Work instructions: Output each entry below as it stands, leaving out every picture.

Available data:
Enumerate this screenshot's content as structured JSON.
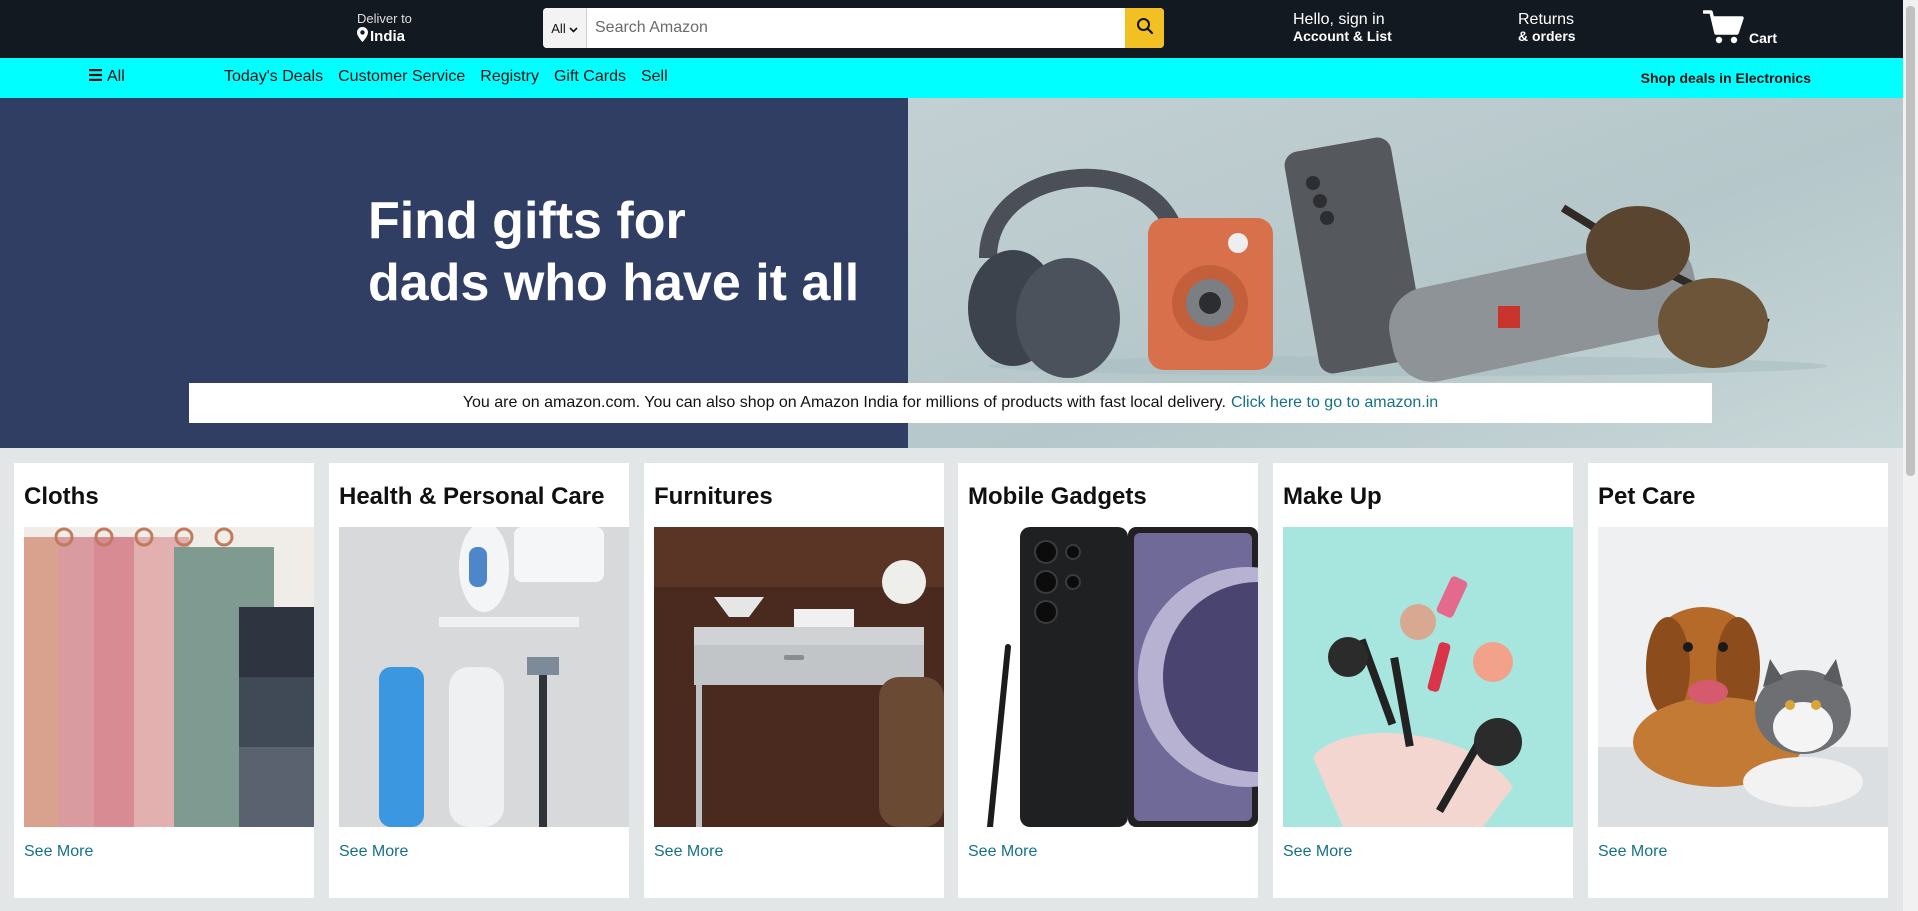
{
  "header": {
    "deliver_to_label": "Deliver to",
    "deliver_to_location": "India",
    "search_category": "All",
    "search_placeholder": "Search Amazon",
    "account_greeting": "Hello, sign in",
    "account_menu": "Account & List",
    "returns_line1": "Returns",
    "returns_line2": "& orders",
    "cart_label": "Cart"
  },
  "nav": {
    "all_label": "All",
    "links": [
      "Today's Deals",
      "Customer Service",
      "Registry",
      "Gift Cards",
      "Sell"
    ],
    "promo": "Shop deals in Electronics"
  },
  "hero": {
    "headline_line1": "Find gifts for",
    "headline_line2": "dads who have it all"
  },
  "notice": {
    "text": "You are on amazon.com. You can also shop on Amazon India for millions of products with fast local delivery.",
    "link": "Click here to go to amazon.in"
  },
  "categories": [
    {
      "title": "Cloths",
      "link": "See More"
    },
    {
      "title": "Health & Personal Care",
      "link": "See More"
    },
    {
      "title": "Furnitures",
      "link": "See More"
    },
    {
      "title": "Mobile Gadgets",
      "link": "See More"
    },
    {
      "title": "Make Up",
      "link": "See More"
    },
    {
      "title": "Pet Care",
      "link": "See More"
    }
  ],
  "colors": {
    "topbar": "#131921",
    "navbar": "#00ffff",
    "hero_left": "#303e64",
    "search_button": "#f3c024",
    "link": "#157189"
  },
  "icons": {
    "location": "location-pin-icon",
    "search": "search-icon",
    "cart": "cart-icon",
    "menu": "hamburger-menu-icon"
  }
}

Task response:
Enumerate this screenshot's content as structured JSON.
{
  "header": {
    "deliver_to_label": "Deliver to",
    "deliver_to_location": "India",
    "search_category": "All",
    "search_placeholder": "Search Amazon",
    "account_greeting": "Hello, sign in",
    "account_menu": "Account & List",
    "returns_line1": "Returns",
    "returns_line2": "& orders",
    "cart_label": "Cart"
  },
  "nav": {
    "all_label": "All",
    "links": [
      "Today's Deals",
      "Customer Service",
      "Registry",
      "Gift Cards",
      "Sell"
    ],
    "promo": "Shop deals in Electronics"
  },
  "hero": {
    "headline_line1": "Find gifts for",
    "headline_line2": "dads who have it all"
  },
  "notice": {
    "text": "You are on amazon.com. You can also shop on Amazon India for millions of products with fast local delivery.",
    "link": "Click here to go to amazon.in"
  },
  "categories": [
    {
      "title": "Cloths",
      "link": "See More"
    },
    {
      "title": "Health & Personal Care",
      "link": "See More"
    },
    {
      "title": "Furnitures",
      "link": "See More"
    },
    {
      "title": "Mobile Gadgets",
      "link": "See More"
    },
    {
      "title": "Make Up",
      "link": "See More"
    },
    {
      "title": "Pet Care",
      "link": "See More"
    }
  ],
  "colors": {
    "topbar": "#131921",
    "navbar": "#00ffff",
    "hero_left": "#303e64",
    "search_button": "#f3c024",
    "link": "#157189"
  },
  "icons": {
    "location": "location-pin-icon",
    "search": "search-icon",
    "cart": "cart-icon",
    "menu": "hamburger-menu-icon"
  }
}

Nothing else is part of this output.